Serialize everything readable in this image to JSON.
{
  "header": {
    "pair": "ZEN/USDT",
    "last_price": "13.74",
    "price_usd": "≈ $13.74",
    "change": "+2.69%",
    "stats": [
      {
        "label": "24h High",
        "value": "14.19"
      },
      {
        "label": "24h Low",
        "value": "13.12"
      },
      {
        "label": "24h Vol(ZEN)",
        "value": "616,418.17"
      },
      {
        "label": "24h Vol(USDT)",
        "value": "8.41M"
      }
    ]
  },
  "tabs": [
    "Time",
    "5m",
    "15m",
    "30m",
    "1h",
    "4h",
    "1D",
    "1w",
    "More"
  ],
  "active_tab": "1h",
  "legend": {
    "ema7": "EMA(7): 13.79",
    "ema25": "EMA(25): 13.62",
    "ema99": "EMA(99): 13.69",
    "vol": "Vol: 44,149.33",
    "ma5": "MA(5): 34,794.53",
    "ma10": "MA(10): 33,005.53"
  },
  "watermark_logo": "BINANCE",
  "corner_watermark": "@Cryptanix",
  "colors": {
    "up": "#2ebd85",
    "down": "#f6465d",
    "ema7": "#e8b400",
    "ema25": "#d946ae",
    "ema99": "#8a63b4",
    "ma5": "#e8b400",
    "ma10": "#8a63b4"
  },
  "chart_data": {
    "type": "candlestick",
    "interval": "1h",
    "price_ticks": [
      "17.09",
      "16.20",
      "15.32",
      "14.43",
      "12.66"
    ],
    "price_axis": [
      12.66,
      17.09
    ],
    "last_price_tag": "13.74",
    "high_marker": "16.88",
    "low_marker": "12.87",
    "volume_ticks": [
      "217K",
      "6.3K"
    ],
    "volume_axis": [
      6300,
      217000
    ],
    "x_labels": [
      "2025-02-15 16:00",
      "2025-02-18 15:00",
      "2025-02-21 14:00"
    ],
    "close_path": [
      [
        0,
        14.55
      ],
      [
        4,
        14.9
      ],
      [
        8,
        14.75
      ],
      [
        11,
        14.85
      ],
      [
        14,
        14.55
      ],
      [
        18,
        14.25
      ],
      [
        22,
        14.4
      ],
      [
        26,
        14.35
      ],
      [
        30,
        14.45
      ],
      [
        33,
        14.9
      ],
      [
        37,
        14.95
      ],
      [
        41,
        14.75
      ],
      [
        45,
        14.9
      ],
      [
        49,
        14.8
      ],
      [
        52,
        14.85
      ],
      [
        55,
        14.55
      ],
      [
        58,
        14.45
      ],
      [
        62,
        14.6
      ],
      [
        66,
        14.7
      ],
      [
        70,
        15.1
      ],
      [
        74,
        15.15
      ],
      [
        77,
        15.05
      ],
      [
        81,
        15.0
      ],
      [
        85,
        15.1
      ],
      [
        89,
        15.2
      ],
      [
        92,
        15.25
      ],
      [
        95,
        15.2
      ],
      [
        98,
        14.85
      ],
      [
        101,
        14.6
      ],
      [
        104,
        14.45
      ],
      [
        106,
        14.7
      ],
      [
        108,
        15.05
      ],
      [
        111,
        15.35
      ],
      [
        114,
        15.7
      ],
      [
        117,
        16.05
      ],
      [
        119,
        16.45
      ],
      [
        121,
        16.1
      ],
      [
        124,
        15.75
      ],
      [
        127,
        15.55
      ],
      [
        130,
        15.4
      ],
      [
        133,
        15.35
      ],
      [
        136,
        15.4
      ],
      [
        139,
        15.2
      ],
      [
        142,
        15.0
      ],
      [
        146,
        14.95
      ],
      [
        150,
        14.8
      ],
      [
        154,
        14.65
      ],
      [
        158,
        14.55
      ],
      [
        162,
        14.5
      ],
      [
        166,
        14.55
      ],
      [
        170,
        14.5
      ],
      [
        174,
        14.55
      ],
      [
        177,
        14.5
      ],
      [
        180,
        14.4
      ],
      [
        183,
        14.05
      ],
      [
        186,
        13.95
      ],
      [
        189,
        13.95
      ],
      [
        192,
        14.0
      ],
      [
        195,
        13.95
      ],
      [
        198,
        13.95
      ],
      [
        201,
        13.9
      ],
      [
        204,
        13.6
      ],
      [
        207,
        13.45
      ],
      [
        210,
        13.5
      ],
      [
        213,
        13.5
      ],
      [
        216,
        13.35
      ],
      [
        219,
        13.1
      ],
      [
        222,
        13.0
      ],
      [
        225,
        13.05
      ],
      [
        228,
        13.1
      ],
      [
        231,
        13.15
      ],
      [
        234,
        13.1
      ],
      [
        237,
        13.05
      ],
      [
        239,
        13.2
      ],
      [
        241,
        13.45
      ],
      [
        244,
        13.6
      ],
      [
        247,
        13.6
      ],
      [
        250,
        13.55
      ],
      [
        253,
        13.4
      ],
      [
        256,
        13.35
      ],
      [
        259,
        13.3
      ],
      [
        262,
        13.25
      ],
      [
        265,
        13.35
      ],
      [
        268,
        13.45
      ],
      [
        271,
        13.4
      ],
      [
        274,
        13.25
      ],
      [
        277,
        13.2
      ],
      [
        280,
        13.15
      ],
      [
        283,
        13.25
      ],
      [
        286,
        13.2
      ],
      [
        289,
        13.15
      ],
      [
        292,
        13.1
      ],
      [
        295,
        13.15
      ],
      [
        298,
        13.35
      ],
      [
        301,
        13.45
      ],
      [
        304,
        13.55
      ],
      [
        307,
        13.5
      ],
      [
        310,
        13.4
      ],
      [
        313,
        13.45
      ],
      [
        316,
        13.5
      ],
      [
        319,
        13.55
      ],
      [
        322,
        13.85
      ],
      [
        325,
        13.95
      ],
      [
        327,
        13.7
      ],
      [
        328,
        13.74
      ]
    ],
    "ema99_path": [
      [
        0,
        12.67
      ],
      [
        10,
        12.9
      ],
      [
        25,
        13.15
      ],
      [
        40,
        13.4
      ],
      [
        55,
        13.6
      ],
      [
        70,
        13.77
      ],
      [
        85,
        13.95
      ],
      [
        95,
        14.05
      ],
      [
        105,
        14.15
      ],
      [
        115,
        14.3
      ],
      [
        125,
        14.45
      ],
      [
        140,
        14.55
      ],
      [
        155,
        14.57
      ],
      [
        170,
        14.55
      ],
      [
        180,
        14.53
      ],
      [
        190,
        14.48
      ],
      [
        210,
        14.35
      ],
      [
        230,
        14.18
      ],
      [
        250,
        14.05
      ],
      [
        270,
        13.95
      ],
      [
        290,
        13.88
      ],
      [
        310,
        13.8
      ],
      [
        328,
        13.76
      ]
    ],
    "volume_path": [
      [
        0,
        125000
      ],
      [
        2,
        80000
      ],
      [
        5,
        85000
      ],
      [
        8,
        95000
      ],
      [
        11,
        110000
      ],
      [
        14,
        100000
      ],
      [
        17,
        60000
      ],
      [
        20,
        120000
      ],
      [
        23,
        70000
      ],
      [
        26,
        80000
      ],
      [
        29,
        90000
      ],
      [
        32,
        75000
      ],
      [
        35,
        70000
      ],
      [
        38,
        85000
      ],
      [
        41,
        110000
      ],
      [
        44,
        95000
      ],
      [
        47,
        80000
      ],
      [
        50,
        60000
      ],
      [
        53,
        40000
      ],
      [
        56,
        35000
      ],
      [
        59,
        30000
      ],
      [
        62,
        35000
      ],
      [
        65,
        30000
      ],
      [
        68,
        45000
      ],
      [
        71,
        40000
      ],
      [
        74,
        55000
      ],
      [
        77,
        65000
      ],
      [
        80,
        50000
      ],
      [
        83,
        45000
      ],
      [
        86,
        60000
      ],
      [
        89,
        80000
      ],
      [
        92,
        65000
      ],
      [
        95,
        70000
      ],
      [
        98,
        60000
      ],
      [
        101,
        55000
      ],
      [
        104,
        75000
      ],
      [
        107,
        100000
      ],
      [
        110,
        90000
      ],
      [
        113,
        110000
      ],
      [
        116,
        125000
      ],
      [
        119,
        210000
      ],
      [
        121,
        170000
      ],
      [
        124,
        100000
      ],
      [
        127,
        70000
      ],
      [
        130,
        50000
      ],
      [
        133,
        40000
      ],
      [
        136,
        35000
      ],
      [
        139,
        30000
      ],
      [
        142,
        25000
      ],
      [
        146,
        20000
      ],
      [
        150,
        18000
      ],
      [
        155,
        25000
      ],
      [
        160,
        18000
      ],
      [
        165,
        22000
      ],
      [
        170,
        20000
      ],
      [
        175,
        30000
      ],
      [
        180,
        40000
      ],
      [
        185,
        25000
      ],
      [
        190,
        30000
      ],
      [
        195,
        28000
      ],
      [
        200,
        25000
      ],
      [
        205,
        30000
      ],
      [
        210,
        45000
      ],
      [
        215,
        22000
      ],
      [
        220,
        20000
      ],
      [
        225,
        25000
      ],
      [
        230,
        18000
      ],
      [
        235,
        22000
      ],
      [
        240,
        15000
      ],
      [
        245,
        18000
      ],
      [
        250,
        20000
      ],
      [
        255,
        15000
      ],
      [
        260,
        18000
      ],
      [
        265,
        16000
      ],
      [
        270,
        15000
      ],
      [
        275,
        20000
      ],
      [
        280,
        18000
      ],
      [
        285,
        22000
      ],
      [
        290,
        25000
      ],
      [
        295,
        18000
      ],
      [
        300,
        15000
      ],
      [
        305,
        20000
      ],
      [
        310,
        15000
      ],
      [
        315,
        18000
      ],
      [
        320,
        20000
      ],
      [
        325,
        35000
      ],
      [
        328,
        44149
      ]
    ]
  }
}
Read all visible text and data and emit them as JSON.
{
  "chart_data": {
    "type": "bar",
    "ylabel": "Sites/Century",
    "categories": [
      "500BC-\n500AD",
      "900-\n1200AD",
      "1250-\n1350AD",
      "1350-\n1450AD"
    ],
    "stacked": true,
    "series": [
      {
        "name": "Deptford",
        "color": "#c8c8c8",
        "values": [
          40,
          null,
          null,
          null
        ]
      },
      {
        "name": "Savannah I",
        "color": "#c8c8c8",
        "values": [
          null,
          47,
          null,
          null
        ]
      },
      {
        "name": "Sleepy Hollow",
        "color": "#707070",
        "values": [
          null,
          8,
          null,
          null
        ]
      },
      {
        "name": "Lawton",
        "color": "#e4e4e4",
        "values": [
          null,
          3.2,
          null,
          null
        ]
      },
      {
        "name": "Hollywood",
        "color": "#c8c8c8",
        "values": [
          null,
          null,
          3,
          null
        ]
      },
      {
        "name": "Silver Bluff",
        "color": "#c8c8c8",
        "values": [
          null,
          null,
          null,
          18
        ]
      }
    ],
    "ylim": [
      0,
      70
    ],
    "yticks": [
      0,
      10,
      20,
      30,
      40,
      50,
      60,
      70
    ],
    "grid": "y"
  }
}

■ ■ ■ ■ ■

▶ Set problem: Your answer should be only a number: how many lines of the data above contain the string "JSON"?

▶ In response: 2